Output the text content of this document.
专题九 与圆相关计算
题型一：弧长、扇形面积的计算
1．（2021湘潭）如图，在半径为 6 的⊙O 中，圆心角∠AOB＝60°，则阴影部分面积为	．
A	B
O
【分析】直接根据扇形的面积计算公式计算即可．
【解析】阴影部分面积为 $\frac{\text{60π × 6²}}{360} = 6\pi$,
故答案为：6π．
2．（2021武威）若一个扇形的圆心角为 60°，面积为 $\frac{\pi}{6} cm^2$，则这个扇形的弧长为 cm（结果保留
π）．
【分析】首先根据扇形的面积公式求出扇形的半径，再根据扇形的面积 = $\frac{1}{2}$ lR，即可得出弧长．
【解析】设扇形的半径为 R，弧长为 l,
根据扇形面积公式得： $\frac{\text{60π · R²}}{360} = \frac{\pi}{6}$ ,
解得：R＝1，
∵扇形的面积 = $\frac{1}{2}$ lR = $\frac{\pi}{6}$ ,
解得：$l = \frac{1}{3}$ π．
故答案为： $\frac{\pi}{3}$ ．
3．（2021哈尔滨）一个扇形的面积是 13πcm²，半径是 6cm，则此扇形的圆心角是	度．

== == ==

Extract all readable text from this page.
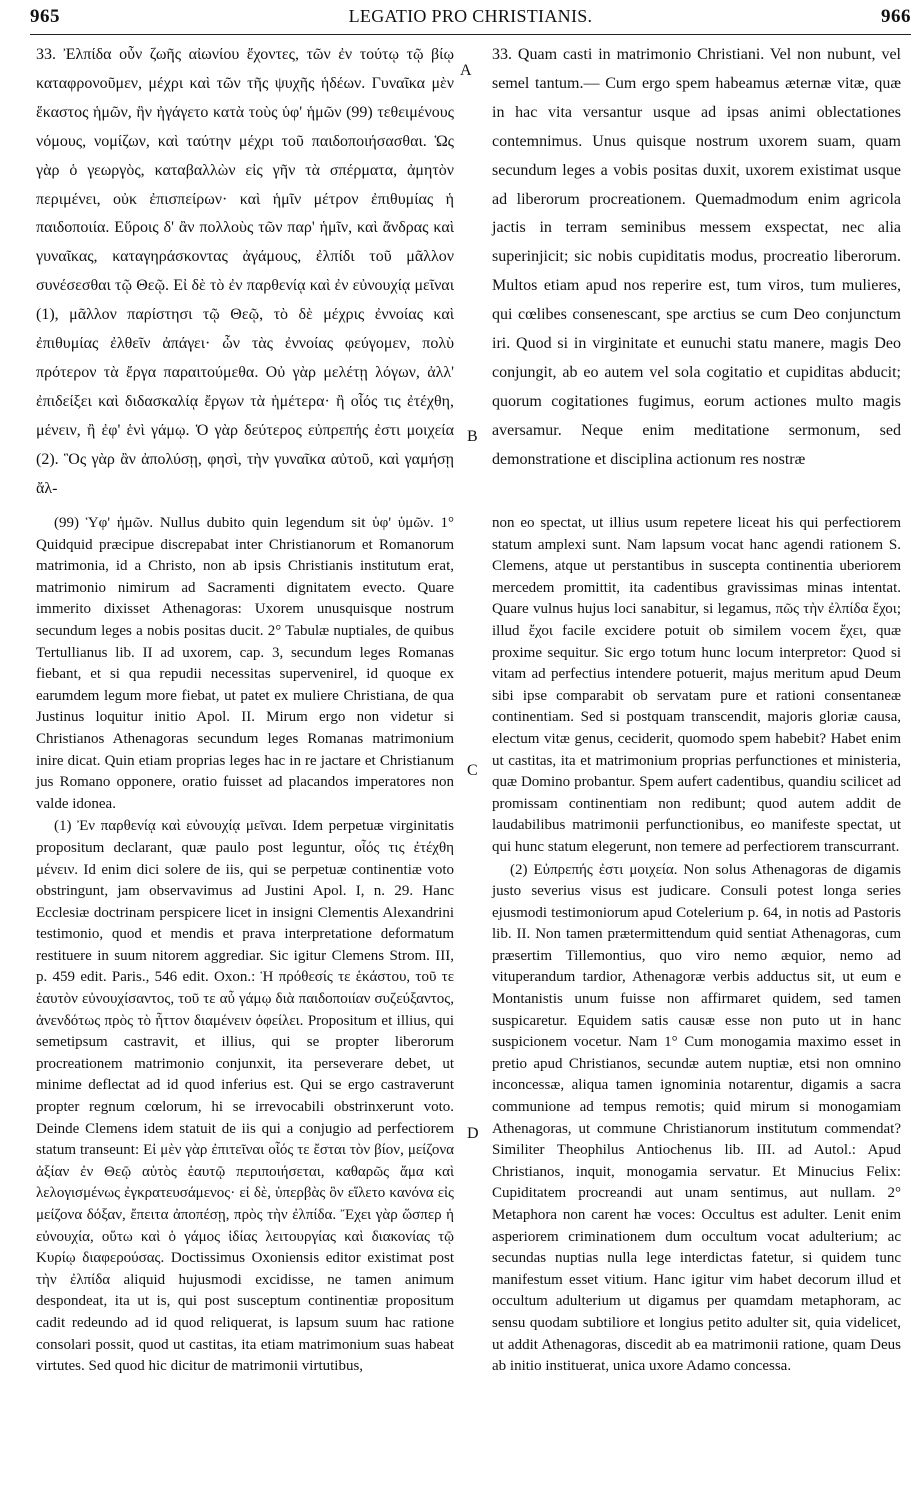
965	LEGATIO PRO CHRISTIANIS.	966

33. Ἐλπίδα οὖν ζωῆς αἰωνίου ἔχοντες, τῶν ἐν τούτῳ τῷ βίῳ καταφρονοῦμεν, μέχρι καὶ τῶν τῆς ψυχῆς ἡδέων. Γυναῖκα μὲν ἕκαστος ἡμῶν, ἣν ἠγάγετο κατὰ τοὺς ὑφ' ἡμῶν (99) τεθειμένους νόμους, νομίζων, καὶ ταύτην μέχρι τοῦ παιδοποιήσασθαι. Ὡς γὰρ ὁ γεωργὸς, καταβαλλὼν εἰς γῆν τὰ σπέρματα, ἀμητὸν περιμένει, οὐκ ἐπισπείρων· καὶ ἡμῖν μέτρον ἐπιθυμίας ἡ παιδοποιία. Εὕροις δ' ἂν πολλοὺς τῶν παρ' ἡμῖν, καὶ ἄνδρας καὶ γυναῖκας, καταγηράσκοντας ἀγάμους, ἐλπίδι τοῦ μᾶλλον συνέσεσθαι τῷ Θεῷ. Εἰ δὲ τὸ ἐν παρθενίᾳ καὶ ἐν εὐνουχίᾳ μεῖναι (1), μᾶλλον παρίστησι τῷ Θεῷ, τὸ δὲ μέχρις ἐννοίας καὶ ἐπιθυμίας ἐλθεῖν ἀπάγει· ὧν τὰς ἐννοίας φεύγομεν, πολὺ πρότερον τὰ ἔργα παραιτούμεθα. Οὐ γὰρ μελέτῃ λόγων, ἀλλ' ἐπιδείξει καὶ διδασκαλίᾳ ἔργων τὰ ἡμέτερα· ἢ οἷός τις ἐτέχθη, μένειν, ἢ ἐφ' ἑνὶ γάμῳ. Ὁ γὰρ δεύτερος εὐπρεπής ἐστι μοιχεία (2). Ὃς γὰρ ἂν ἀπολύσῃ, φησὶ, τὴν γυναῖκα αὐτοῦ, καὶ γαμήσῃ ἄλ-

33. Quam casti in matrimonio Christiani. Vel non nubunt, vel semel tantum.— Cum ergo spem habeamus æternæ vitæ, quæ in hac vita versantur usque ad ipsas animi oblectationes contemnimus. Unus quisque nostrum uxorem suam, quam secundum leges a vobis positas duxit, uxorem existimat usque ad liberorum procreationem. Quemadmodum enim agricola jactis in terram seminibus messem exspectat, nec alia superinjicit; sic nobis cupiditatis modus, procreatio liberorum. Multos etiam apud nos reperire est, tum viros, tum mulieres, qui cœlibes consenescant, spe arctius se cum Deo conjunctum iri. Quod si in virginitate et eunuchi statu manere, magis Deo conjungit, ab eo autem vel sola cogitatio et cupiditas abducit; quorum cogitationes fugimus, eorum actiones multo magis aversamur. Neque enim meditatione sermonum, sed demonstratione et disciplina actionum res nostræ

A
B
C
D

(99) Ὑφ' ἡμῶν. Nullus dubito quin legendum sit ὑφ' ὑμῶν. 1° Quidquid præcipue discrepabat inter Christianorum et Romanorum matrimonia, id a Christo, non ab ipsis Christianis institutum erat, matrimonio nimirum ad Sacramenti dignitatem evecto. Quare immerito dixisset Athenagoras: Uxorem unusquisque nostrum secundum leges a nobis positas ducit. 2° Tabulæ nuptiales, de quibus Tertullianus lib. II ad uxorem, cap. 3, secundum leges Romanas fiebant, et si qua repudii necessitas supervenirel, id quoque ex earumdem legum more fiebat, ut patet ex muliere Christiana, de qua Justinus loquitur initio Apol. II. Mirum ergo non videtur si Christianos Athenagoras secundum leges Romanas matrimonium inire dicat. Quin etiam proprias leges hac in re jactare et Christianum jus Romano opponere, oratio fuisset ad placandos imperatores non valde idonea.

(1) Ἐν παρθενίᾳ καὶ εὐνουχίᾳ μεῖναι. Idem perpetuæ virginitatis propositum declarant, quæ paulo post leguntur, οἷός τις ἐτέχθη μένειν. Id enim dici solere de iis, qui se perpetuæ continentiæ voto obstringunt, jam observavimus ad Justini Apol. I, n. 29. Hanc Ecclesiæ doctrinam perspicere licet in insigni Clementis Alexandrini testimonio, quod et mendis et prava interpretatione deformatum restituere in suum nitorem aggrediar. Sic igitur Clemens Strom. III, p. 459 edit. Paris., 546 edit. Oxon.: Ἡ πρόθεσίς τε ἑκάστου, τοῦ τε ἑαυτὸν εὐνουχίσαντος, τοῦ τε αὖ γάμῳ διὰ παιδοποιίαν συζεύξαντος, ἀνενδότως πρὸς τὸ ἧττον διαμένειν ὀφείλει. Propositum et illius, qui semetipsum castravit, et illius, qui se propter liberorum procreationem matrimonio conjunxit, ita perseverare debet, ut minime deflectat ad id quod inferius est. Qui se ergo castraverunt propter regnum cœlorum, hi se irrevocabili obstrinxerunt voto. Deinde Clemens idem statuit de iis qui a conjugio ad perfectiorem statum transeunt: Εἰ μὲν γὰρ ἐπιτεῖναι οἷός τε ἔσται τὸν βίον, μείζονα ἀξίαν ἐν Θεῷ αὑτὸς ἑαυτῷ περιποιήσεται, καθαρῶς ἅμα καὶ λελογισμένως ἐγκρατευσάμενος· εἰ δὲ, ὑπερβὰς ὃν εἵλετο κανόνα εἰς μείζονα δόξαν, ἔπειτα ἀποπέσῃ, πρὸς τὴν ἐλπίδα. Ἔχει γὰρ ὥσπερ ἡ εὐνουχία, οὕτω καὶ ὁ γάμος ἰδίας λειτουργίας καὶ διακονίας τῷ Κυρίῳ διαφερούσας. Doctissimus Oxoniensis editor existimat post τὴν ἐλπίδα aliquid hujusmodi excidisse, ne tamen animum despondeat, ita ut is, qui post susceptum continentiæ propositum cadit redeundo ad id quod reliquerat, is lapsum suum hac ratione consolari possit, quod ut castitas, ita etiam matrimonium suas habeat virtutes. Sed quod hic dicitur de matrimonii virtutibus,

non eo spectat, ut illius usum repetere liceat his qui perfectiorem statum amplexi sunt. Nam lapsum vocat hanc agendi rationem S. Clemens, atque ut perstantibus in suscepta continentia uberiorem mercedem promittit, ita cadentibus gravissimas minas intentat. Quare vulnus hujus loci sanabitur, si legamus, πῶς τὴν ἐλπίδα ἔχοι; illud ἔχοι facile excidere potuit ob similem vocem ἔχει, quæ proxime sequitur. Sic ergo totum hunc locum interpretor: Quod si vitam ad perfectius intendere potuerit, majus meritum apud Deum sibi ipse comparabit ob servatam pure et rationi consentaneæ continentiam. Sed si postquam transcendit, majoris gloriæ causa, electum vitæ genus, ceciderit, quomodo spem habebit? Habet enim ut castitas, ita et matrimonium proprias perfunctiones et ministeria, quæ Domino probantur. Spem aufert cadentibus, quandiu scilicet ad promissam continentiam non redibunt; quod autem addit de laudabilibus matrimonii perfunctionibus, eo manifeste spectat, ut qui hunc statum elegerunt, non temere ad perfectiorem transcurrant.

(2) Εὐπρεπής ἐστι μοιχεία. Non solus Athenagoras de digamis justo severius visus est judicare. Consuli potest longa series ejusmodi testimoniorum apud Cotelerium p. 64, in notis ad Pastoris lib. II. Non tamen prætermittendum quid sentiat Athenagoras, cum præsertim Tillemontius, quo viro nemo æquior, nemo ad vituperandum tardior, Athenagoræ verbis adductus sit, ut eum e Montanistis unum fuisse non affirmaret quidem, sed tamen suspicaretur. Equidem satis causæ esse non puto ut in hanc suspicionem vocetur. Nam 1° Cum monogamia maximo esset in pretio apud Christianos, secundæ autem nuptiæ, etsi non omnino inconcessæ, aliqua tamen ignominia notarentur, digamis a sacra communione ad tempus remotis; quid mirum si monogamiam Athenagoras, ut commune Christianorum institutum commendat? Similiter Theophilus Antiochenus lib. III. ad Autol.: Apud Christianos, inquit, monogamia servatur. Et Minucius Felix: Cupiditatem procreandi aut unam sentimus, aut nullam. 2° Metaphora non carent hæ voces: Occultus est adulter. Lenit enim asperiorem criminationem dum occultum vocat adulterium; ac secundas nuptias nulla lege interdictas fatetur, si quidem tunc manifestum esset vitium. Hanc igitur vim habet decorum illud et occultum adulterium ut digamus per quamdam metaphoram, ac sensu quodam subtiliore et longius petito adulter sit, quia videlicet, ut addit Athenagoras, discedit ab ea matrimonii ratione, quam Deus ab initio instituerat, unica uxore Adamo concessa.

== == ==

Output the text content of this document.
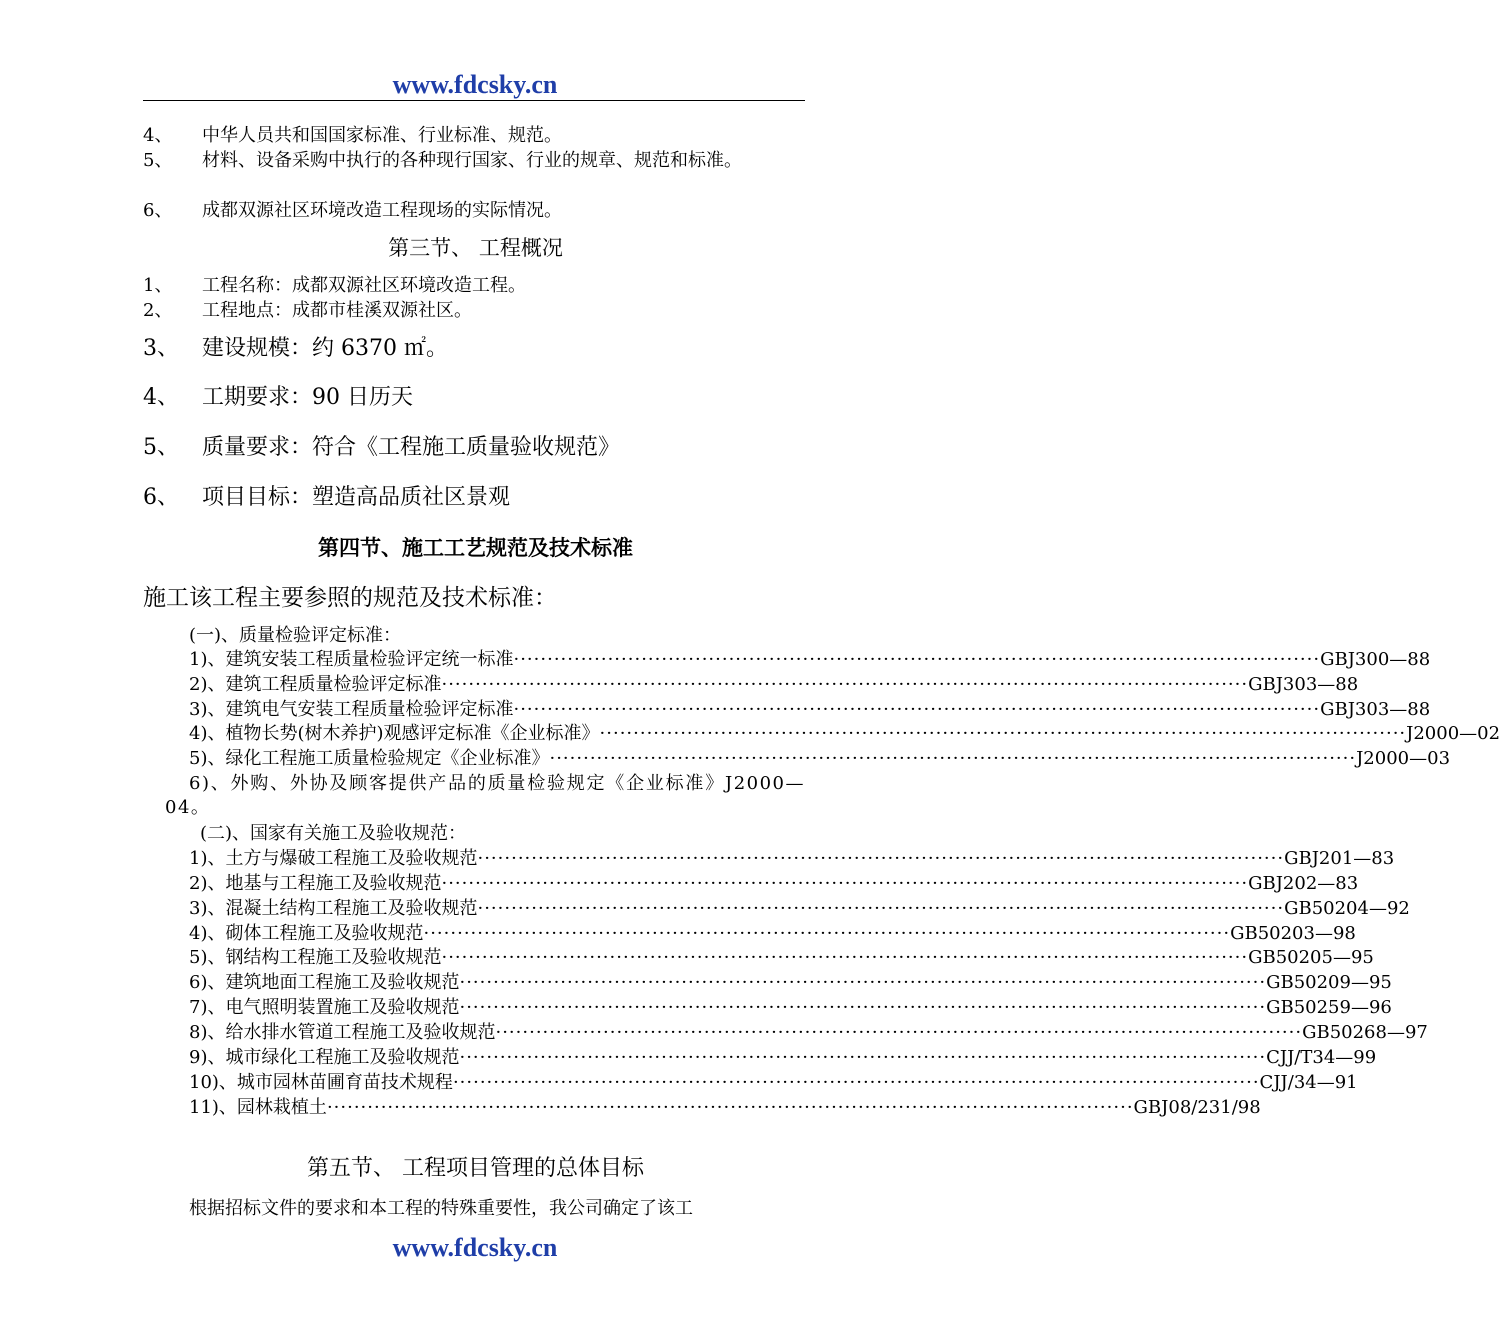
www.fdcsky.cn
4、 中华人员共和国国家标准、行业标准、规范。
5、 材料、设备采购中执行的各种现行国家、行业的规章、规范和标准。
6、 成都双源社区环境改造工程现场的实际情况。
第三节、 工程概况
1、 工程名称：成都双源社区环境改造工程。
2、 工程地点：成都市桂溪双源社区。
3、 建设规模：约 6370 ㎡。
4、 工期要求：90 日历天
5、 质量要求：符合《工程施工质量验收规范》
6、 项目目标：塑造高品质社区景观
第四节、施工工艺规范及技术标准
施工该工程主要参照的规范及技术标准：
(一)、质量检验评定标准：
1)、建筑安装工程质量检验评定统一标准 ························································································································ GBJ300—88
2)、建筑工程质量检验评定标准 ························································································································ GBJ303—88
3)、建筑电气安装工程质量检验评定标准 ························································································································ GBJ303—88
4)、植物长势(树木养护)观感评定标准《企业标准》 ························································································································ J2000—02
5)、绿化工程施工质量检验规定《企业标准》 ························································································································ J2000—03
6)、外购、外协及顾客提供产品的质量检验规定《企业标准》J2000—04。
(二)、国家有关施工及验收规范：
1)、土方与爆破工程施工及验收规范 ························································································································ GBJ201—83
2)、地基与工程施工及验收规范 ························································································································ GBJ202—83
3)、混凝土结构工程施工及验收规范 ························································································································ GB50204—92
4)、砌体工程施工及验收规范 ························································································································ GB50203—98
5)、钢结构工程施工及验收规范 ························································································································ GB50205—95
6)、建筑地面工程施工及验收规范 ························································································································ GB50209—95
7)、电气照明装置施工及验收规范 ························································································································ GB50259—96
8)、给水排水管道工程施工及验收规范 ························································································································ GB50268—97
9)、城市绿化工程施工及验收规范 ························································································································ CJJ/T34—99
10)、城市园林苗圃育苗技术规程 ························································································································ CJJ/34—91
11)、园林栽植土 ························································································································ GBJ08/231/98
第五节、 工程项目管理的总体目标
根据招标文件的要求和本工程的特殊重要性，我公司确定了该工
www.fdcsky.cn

== == ==

DIRECTIVE: Only lines with the word "text" are wanted, so copy each one from the records.

RESULT OF THE TASK:
Output the text content of this document.
【解析】阴影部分面积为 $\frac{\text{60π × 6²}}{360} = 6\pi$,
根据扇形面积公式得： $\frac{\text{60π · R²}}{360} = \frac{\pi}{6}$ ,
Extract all readable text from this page.
Output the text content of this document.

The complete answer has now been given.